# [AIM]
Reproduce all of the listing below without alteration.

::::

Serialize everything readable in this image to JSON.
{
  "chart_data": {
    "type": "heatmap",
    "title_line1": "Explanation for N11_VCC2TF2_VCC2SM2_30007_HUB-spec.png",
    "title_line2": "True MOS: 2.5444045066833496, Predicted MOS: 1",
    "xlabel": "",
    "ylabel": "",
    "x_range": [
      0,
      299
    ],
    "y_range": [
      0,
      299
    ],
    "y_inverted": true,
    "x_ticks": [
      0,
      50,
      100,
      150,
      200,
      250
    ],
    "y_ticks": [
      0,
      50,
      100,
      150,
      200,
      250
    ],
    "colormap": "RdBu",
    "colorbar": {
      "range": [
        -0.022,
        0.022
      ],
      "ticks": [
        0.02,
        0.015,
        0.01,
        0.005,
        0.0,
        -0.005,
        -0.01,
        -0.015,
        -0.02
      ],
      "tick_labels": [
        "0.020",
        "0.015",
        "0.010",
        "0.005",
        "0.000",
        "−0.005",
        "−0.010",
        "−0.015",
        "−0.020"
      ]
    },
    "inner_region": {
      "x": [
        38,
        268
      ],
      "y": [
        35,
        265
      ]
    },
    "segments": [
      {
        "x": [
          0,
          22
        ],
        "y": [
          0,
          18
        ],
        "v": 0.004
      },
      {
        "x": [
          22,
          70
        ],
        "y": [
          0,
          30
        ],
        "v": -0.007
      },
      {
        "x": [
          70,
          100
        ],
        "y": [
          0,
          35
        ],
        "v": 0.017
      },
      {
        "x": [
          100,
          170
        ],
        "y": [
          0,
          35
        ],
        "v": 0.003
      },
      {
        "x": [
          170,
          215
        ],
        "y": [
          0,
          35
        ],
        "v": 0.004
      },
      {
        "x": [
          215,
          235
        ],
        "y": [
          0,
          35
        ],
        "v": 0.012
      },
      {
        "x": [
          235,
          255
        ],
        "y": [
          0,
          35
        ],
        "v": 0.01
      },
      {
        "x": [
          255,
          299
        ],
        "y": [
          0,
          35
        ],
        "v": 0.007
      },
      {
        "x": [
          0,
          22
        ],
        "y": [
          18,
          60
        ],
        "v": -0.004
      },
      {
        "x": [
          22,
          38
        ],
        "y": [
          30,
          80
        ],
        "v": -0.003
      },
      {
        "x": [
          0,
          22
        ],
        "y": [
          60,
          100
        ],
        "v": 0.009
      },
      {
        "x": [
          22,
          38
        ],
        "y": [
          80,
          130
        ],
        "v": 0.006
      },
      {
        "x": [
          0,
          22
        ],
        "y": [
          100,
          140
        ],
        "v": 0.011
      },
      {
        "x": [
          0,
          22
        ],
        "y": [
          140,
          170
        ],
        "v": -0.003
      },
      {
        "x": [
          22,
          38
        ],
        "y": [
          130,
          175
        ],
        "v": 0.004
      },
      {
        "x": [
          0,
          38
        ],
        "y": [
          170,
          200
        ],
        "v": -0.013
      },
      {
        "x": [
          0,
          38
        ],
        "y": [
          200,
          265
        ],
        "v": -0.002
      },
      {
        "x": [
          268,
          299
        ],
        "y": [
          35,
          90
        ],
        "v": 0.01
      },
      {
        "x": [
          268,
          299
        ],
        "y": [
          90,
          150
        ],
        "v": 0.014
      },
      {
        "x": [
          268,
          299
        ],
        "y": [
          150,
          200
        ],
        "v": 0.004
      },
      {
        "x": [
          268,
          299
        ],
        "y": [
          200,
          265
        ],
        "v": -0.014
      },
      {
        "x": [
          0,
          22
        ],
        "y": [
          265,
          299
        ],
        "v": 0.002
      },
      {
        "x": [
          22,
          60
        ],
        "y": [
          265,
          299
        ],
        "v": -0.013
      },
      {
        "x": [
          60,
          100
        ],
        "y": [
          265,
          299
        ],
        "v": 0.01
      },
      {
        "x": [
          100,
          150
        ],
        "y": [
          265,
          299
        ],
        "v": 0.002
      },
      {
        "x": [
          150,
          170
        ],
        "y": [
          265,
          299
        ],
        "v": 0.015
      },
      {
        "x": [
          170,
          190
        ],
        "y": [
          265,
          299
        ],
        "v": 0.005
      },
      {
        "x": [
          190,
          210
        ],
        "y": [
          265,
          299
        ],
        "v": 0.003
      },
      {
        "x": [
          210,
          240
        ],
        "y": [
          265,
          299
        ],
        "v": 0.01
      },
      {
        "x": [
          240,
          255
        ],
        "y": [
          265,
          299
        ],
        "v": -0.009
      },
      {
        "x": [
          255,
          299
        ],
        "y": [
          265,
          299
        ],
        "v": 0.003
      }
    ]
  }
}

::::

# [THE SOLUTION]
Serialize everything readable in this image to JSON.
{
  "chart_data": {
    "type": "heatmap",
    "title_line1": "Explanation for N11_VCC2TF2_VCC2SM2_30007_HUB-spec.png",
    "title_line2": "True MOS: 2.5444045066833496, Predicted MOS: 1",
    "xlabel": "",
    "ylabel": "",
    "x_range": [
      0,
      299
    ],
    "y_range": [
      0,
      299
    ],
    "y_inverted": true,
    "x_ticks": [
      0,
      50,
      100,
      150,
      200,
      250
    ],
    "y_ticks": [
      0,
      50,
      100,
      150,
      200,
      250
    ],
    "colormap": "RdBu",
    "colorbar": {
      "range": [
        -0.022,
        0.022
      ],
      "ticks": [
        0.02,
        0.015,
        0.01,
        0.005,
        0.0,
        -0.005,
        -0.01,
        -0.015,
        -0.02
      ],
      "tick_labels": [
        "0.020",
        "0.015",
        "0.010",
        "0.005",
        "0.000",
        "−0.005",
        "−0.010",
        "−0.015",
        "−0.020"
      ]
    },
    "inner_region": {
      "x": [
        38,
        268
      ],
      "y": [
        35,
        265
      ]
    },
    "segments": [
      {
        "x": [
          0,
          22
        ],
        "y": [
          0,
          18
        ],
        "v": 0.004
      },
      {
        "x": [
          22,
          70
        ],
        "y": [
          0,
          30
        ],
        "v": -0.007
      },
      {
        "x": [
          70,
          100
        ],
        "y": [
          0,
          35
        ],
        "v": 0.017
      },
      {
        "x": [
          100,
          170
        ],
        "y": [
          0,
          35
        ],
        "v": 0.003
      },
      {
        "x": [
          170,
          215
        ],
        "y": [
          0,
          35
        ],
        "v": 0.004
      },
      {
        "x": [
          215,
          235
        ],
        "y": [
          0,
          35
        ],
        "v": 0.012
      },
      {
        "x": [
          235,
          255
        ],
        "y": [
          0,
          35
        ],
        "v": 0.01
      },
      {
        "x": [
          255,
          299
        ],
        "y": [
          0,
          35
        ],
        "v": 0.007
      },
      {
        "x": [
          0,
          22
        ],
        "y": [
          18,
          60
        ],
        "v": -0.004
      },
      {
        "x": [
          22,
          38
        ],
        "y": [
          30,
          80
        ],
        "v": -0.003
      },
      {
        "x": [
          0,
          22
        ],
        "y": [
          60,
          100
        ],
        "v": 0.009
      },
      {
        "x": [
          22,
          38
        ],
        "y": [
          80,
          130
        ],
        "v": 0.006
      },
      {
        "x": [
          0,
          22
        ],
        "y": [
          100,
          140
        ],
        "v": 0.011
      },
      {
        "x": [
          0,
          22
        ],
        "y": [
          140,
          170
        ],
        "v": -0.003
      },
      {
        "x": [
          22,
          38
        ],
        "y": [
          130,
          175
        ],
        "v": 0.004
      },
      {
        "x": [
          0,
          38
        ],
        "y": [
          170,
          200
        ],
        "v": -0.013
      },
      {
        "x": [
          0,
          38
        ],
        "y": [
          200,
          265
        ],
        "v": -0.002
      },
      {
        "x": [
          268,
          299
        ],
        "y": [
          35,
          90
        ],
        "v": 0.01
      },
      {
        "x": [
          268,
          299
        ],
        "y": [
          90,
          150
        ],
        "v": 0.014
      },
      {
        "x": [
          268,
          299
        ],
        "y": [
          150,
          200
        ],
        "v": 0.004
      },
      {
        "x": [
          268,
          299
        ],
        "y": [
          200,
          265
        ],
        "v": -0.014
      },
      {
        "x": [
          0,
          22
        ],
        "y": [
          265,
          299
        ],
        "v": 0.002
      },
      {
        "x": [
          22,
          60
        ],
        "y": [
          265,
          299
        ],
        "v": -0.013
      },
      {
        "x": [
          60,
          100
        ],
        "y": [
          265,
          299
        ],
        "v": 0.01
      },
      {
        "x": [
          100,
          150
        ],
        "y": [
          265,
          299
        ],
        "v": 0.002
      },
      {
        "x": [
          150,
          170
        ],
        "y": [
          265,
          299
        ],
        "v": 0.015
      },
      {
        "x": [
          170,
          190
        ],
        "y": [
          265,
          299
        ],
        "v": 0.005
      },
      {
        "x": [
          190,
          210
        ],
        "y": [
          265,
          299
        ],
        "v": 0.003
      },
      {
        "x": [
          210,
          240
        ],
        "y": [
          265,
          299
        ],
        "v": 0.01
      },
      {
        "x": [
          240,
          255
        ],
        "y": [
          265,
          299
        ],
        "v": -0.009
      },
      {
        "x": [
          255,
          299
        ],
        "y": [
          265,
          299
        ],
        "v": 0.003
      }
    ]
  }
}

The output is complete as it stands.